**YOUR OBJECTIVE**. Identify all lines of the data containing the string "synthétique" and copy them.

**STORED ROWS**.
_ _ _
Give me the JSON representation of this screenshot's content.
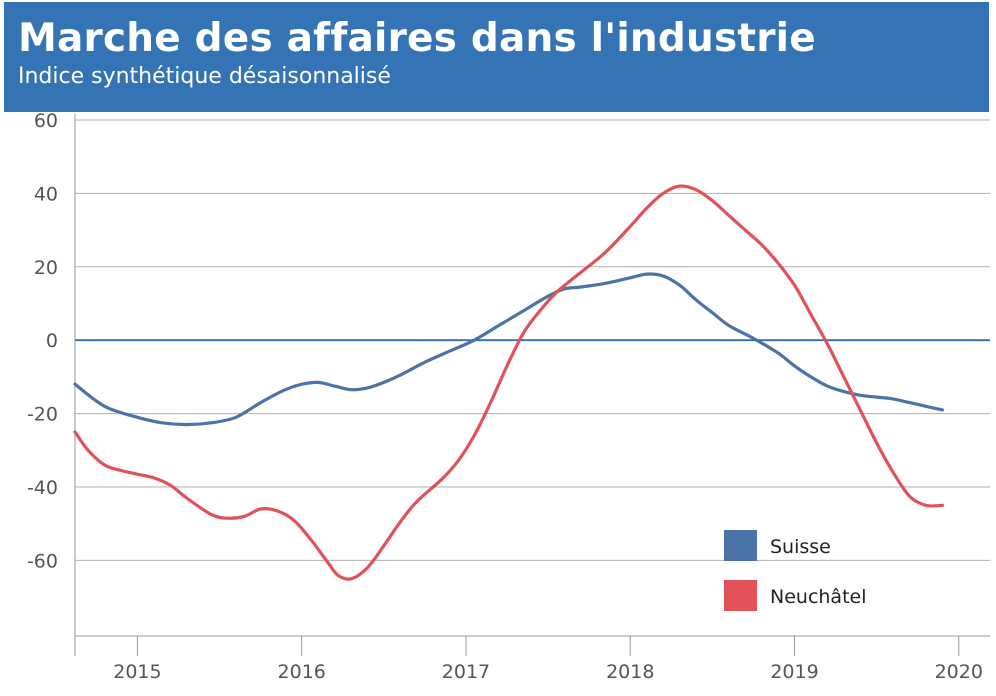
{
  "header": {
    "title": "Marche des affaires dans l'industrie",
    "subtitle": "Indice synthétique désaisonnalisé"
  },
  "colors": {
    "header_bg": "#3474b4",
    "suisse": "#4a74a8",
    "neuchatel": "#e05257",
    "zero_line": "#2e6fab",
    "grid": "#b0b0b0"
  },
  "chart_data": {
    "type": "line",
    "title": "Marche des affaires dans l'industrie",
    "subtitle": "Indice synthétique désaisonnalisé",
    "xlim": [
      2014.62,
      2020.19
    ],
    "ylim": [
      -80,
      60
    ],
    "y_ticks": [
      60,
      40,
      20,
      0,
      -20,
      -40,
      -60
    ],
    "x_ticks": [
      2015,
      2016,
      2017,
      2018,
      2019,
      2020
    ],
    "grid": "horizontal",
    "legend_position": "bottom-right",
    "series": [
      {
        "name": "Suisse",
        "color": "#4a74a8",
        "x": [
          2014.62,
          2014.8,
          2015.0,
          2015.15,
          2015.3,
          2015.45,
          2015.6,
          2015.75,
          2015.9,
          2016.0,
          2016.1,
          2016.2,
          2016.3,
          2016.4,
          2016.5,
          2016.6,
          2016.75,
          2016.9,
          2017.05,
          2017.2,
          2017.35,
          2017.5,
          2017.6,
          2017.7,
          2017.85,
          2018.0,
          2018.1,
          2018.2,
          2018.3,
          2018.4,
          2018.5,
          2018.6,
          2018.75,
          2018.9,
          2019.0,
          2019.1,
          2019.2,
          2019.3,
          2019.4,
          2019.5,
          2019.6,
          2019.7,
          2019.8,
          2019.9
        ],
        "values": [
          -12,
          -18,
          -21,
          -22.5,
          -23,
          -22.5,
          -21,
          -17,
          -13.5,
          -12,
          -11.5,
          -12.5,
          -13.5,
          -13,
          -11.5,
          -9.5,
          -6,
          -3,
          0,
          4,
          8,
          12,
          14,
          14.5,
          15.5,
          17,
          18,
          17.5,
          15,
          11,
          7.5,
          4,
          0.5,
          -3.5,
          -7,
          -10,
          -12.5,
          -14,
          -15,
          -15.5,
          -16,
          -17,
          -18,
          -19
        ]
      },
      {
        "name": "Neuchâtel",
        "color": "#e05257",
        "x": [
          2014.62,
          2014.7,
          2014.8,
          2014.9,
          2015.0,
          2015.1,
          2015.2,
          2015.3,
          2015.45,
          2015.55,
          2015.65,
          2015.75,
          2015.85,
          2015.95,
          2016.05,
          2016.15,
          2016.22,
          2016.3,
          2016.4,
          2016.5,
          2016.6,
          2016.7,
          2016.85,
          2016.95,
          2017.05,
          2017.15,
          2017.25,
          2017.35,
          2017.45,
          2017.55,
          2017.7,
          2017.85,
          2018.0,
          2018.1,
          2018.2,
          2018.3,
          2018.4,
          2018.5,
          2018.6,
          2018.7,
          2018.8,
          2018.9,
          2019.0,
          2019.1,
          2019.2,
          2019.3,
          2019.4,
          2019.5,
          2019.6,
          2019.7,
          2019.8,
          2019.9
        ],
        "values": [
          -25,
          -30,
          -34,
          -35.5,
          -36.5,
          -37.5,
          -39.5,
          -43,
          -47.5,
          -48.5,
          -48,
          -46,
          -46.5,
          -49,
          -54,
          -60,
          -64,
          -65,
          -62,
          -56,
          -49.5,
          -44,
          -38,
          -33,
          -26,
          -17,
          -7,
          2,
          8,
          13,
          18.5,
          24,
          31,
          36,
          40,
          42,
          41,
          38,
          34,
          30,
          26,
          21,
          15,
          7,
          -1,
          -10,
          -19,
          -28,
          -36,
          -42.5,
          -45,
          -45
        ]
      }
    ]
  }
}
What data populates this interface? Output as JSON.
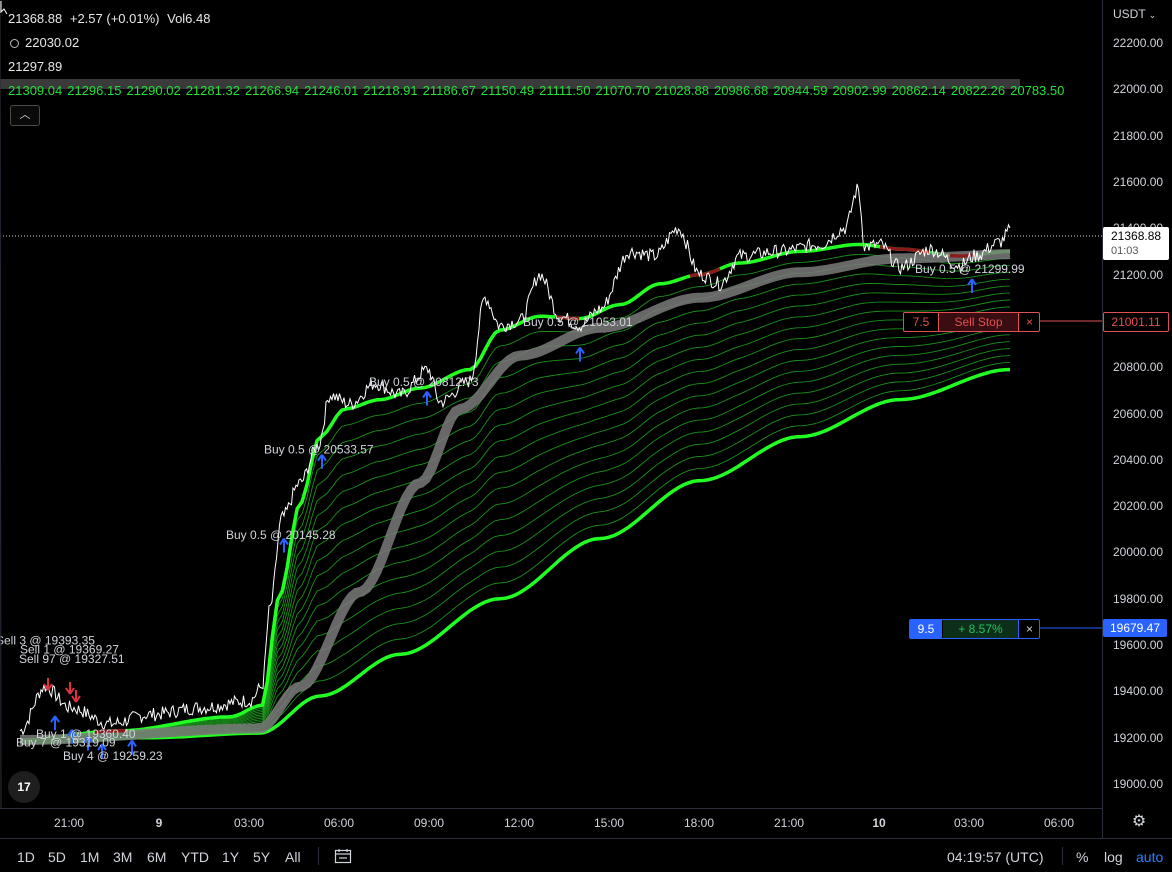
{
  "legend": {
    "price": "21368.88",
    "change": "+2.57 (+0.01%)",
    "volume": "Vol6.48",
    "row2_value": "22030.02",
    "row3_value": "21297.89"
  },
  "ema_values": [
    "21309.04",
    "21296.15",
    "21290.02",
    "21281.32",
    "21266.94",
    "21246.01",
    "21218.91",
    "21186.67",
    "21150.49",
    "21111.50",
    "21070.70",
    "21028.88",
    "20986.68",
    "20944.59",
    "20902.99",
    "20862.14",
    "20822.26",
    "20783.50"
  ],
  "currency": "USDT",
  "price_axis": {
    "ticks": [
      "22200.00",
      "22000.00",
      "21800.00",
      "21600.00",
      "21400.00",
      "21200.00",
      "21000.00",
      "20800.00",
      "20600.00",
      "20400.00",
      "20200.00",
      "20000.00",
      "19800.00",
      "19600.00",
      "19400.00",
      "19200.00",
      "19000.00"
    ],
    "min": 18900,
    "max": 22300
  },
  "time_axis": {
    "ticks": [
      {
        "label": "21:00",
        "bold": false
      },
      {
        "label": "9",
        "bold": true
      },
      {
        "label": "03:00",
        "bold": false
      },
      {
        "label": "06:00",
        "bold": false
      },
      {
        "label": "09:00",
        "bold": false
      },
      {
        "label": "12:00",
        "bold": false
      },
      {
        "label": "15:00",
        "bold": false
      },
      {
        "label": "18:00",
        "bold": false
      },
      {
        "label": "21:00",
        "bold": false
      },
      {
        "label": "10",
        "bold": true
      },
      {
        "label": "03:00",
        "bold": false
      },
      {
        "label": "06:00",
        "bold": false
      }
    ]
  },
  "last_price": {
    "value": "21368.88",
    "countdown": "01:03"
  },
  "sell_stop": {
    "qty": "7.5",
    "label": "Sell Stop",
    "close": "×",
    "price": "21001.11"
  },
  "position": {
    "qty": "9.5",
    "pnl": "+ 8.57%",
    "close": "×",
    "price": "19679.47"
  },
  "trade_labels": [
    {
      "text": "Buy 0.5 @ 21299.99",
      "price": 21225
    },
    {
      "text": "Buy 0.5 @ 21053.01",
      "price": 20995
    },
    {
      "text": "Buy 0.5 @ 20812.73",
      "price": 20735
    },
    {
      "text": "Buy 0.5 @ 20533.57",
      "price": 20445
    },
    {
      "text": "Buy 0.5 @ 20145.28",
      "price": 20075
    },
    {
      "text": "Sell 1 @ 19369.27",
      "price": 19580
    },
    {
      "text": "Sell 97 @ 19327.51",
      "price": 19540
    },
    {
      "text": "Sell 3 @ 19393.35",
      "price": 19620
    },
    {
      "text": "Buy 1 @ 19360.40",
      "price": 19215
    },
    {
      "text": "Buy 7 @ 19319.09",
      "price": 19180
    },
    {
      "text": "Buy 4 @ 19259.23",
      "price": 19120
    }
  ],
  "range_buttons": [
    "1D",
    "5D",
    "1M",
    "3M",
    "6M",
    "YTD",
    "1Y",
    "5Y",
    "All"
  ],
  "clock": "04:19:57 (UTC)",
  "scale_buttons": {
    "percent": "%",
    "log": "log",
    "auto": "auto"
  },
  "colors": {
    "price_line": "#ffffff",
    "ribbon_bright": "#22ff22",
    "ribbon_thin": "#1fa91f",
    "ribbon_gray": "#7a7a7a",
    "ribbon_red": "#8b1a1a",
    "buy_arrow": "#2962ff",
    "sell_arrow": "#e03040",
    "accent_blue": "#2962ff",
    "stop_red": "#e05050"
  },
  "logo_text": "17"
}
_ _ _
**FULL OUTPUT**.
    "subtitle": "Indice synthétique désaisonnalisé"
    "subtitle": "Indice synthétique désaisonnalisé",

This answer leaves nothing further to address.